### Given request
Output the listing from its first line through the line containing "laptop-hinge xyxy=(130,626,1098,650)", inclusive, reproducing each line verbatim.

Recorded data:

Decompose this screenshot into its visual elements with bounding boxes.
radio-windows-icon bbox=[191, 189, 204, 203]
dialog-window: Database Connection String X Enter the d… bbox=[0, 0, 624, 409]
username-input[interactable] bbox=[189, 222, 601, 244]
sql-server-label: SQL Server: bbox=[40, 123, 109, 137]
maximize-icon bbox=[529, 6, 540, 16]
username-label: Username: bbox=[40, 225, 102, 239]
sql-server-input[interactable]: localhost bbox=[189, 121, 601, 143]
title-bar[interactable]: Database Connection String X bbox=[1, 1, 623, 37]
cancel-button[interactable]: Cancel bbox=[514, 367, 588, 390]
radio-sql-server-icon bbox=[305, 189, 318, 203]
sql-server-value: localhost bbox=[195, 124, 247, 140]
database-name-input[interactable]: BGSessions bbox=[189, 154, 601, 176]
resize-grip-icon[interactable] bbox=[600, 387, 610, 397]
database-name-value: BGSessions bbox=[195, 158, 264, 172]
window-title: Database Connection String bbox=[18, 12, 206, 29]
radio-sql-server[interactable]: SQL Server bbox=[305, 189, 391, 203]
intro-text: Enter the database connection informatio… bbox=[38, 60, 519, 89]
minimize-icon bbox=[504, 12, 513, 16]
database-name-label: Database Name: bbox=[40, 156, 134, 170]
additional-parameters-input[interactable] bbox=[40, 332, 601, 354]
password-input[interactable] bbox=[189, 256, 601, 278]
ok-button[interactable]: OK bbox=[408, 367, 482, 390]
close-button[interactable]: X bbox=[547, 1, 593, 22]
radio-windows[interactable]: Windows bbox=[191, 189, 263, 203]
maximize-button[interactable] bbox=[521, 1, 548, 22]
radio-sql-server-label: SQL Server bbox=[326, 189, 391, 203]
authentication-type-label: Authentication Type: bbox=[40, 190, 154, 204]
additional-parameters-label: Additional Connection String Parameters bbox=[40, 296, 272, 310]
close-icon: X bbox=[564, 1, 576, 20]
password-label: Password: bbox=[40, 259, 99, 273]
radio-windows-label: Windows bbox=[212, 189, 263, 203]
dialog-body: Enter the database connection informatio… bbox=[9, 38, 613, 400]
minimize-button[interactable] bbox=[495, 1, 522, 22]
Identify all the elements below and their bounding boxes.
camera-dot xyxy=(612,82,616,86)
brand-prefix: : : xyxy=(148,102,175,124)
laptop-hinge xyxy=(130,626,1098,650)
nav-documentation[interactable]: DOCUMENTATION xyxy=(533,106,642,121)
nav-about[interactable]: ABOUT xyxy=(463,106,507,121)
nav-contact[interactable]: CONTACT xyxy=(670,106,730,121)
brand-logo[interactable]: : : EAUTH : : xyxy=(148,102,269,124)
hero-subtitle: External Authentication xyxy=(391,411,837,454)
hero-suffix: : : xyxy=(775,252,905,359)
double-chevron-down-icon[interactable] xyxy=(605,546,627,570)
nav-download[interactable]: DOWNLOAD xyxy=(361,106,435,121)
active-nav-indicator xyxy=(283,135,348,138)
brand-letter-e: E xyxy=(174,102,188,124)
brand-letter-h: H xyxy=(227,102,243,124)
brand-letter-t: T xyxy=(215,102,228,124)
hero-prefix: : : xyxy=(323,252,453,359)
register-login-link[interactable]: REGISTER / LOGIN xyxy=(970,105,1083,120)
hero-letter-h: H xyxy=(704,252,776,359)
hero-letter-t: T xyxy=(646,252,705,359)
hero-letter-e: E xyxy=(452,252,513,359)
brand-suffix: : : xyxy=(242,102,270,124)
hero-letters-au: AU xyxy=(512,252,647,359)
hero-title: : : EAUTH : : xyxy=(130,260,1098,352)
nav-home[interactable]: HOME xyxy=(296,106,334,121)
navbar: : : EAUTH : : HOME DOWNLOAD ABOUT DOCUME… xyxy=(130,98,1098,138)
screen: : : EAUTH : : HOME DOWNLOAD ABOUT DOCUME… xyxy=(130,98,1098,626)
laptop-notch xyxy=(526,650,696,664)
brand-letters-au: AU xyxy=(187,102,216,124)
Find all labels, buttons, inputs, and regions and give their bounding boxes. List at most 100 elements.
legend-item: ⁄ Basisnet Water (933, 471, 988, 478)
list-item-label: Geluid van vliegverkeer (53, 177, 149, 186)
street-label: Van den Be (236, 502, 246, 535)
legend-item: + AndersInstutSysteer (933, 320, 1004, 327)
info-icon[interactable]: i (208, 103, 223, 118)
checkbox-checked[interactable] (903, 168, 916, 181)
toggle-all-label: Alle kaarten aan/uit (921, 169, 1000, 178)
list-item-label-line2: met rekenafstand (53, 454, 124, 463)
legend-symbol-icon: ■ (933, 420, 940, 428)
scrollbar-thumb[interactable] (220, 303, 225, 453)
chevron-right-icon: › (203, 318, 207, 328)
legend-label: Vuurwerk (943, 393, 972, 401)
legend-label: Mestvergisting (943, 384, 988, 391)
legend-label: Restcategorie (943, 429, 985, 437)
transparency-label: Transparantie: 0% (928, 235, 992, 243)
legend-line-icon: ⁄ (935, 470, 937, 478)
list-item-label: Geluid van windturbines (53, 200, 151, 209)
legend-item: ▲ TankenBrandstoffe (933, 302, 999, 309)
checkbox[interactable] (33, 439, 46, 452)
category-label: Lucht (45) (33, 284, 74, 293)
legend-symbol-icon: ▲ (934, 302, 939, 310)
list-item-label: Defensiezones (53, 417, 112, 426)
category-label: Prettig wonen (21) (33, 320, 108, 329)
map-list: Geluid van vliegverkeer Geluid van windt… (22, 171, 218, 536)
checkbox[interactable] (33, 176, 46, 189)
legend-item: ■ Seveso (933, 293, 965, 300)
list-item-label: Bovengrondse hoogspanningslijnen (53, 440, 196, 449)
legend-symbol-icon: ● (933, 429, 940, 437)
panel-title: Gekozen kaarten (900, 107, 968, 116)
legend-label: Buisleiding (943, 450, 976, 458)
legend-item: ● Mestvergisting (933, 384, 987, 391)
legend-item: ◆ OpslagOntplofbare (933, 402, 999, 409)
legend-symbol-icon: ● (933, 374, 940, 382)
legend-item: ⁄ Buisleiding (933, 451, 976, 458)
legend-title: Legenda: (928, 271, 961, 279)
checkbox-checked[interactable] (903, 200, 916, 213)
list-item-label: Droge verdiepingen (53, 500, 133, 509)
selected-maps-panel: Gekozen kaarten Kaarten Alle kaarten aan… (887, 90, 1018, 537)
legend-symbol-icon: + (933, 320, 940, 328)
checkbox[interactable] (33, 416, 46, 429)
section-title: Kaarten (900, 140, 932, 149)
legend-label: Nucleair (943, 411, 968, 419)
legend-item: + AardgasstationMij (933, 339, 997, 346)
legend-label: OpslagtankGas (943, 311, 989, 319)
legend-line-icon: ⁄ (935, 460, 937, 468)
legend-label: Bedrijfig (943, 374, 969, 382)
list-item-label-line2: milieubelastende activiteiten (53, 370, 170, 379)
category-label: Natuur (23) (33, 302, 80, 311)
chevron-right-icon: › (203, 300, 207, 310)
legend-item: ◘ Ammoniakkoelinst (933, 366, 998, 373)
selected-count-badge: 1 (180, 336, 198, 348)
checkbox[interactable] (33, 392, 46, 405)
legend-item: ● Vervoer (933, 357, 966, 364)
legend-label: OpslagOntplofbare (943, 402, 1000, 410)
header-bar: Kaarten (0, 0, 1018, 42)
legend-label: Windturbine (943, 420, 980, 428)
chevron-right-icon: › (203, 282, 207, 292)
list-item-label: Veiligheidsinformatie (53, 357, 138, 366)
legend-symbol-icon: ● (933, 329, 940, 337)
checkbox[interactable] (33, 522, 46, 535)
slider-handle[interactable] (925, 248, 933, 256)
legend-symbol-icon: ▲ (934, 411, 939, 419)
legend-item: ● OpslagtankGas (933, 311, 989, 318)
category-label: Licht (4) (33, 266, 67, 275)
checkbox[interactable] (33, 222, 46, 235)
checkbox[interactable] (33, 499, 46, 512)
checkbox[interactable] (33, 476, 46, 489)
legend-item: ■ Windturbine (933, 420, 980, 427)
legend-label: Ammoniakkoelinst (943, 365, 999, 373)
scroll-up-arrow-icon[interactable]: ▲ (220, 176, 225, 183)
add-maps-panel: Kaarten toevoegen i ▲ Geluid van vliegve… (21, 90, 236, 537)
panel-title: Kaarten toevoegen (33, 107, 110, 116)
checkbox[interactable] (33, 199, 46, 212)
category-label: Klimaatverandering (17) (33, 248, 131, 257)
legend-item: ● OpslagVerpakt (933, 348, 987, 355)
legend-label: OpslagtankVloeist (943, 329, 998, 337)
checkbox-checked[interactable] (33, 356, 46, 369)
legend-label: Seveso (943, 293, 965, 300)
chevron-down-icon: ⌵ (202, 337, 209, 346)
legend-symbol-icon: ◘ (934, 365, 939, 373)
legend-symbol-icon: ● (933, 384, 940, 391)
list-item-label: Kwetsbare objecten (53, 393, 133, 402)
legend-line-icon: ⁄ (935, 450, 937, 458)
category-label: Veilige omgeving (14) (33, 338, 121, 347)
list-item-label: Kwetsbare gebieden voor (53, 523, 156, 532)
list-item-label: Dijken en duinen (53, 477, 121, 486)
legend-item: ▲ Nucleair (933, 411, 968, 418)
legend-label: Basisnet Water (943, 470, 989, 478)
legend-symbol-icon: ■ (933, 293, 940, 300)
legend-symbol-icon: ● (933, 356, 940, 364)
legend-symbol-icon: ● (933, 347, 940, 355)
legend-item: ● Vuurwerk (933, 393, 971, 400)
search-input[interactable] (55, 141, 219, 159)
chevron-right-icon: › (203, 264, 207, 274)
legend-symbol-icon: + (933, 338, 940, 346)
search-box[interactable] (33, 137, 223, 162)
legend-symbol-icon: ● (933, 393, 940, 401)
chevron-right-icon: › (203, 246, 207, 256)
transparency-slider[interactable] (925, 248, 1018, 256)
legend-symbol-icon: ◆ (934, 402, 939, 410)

### Written response
Decompose this screenshot into its visual elements with bounding boxes.
radio-windows-icon bbox=[191, 189, 204, 203]
dialog-window: Database Connection String X Enter the d… bbox=[0, 0, 624, 409]
username-input[interactable] bbox=[189, 222, 601, 244]
sql-server-label: SQL Server: bbox=[40, 123, 109, 137]
maximize-icon bbox=[529, 6, 540, 16]
username-label: Username: bbox=[40, 225, 102, 239]
sql-server-input[interactable]: localhost bbox=[189, 121, 601, 143]
title-bar[interactable]: Database Connection String X bbox=[1, 1, 623, 37]
cancel-button[interactable]: Cancel bbox=[514, 367, 588, 390]
radio-sql-server-icon bbox=[305, 189, 318, 203]
sql-server-value: localhost bbox=[195, 124, 247, 140]
database-name-input[interactable]: BGSessions bbox=[189, 154, 601, 176]
resize-grip-icon[interactable] bbox=[600, 387, 610, 397]
database-name-value: BGSessions bbox=[195, 158, 264, 172]
window-title: Database Connection String bbox=[18, 12, 206, 29]
radio-sql-server[interactable]: SQL Server bbox=[305, 189, 391, 203]
intro-text: Enter the database connection informatio… bbox=[38, 60, 519, 89]
minimize-icon bbox=[504, 12, 513, 16]
database-name-label: Database Name: bbox=[40, 156, 134, 170]
additional-parameters-input[interactable] bbox=[40, 332, 601, 354]
password-input[interactable] bbox=[189, 256, 601, 278]
ok-button[interactable]: OK bbox=[408, 367, 482, 390]
close-button[interactable]: X bbox=[547, 1, 593, 22]
radio-windows[interactable]: Windows bbox=[191, 189, 263, 203]
maximize-button[interactable] bbox=[521, 1, 548, 22]
radio-sql-server-label: SQL Server bbox=[326, 189, 391, 203]
authentication-type-label: Authentication Type: bbox=[40, 190, 154, 204]
additional-parameters-label: Additional Connection String Parameters bbox=[40, 296, 272, 310]
close-icon: X bbox=[564, 1, 576, 20]
password-label: Password: bbox=[40, 259, 99, 273]
radio-windows-label: Windows bbox=[212, 189, 263, 203]
dialog-body: Enter the database connection informatio… bbox=[9, 38, 613, 400]
minimize-button[interactable] bbox=[495, 1, 522, 22]
Identify all the elements below and their bounding boxes.
camera-dot xyxy=(612,82,616,86)
brand-prefix: : : xyxy=(148,102,175,124)
laptop-hinge xyxy=(130,626,1098,650)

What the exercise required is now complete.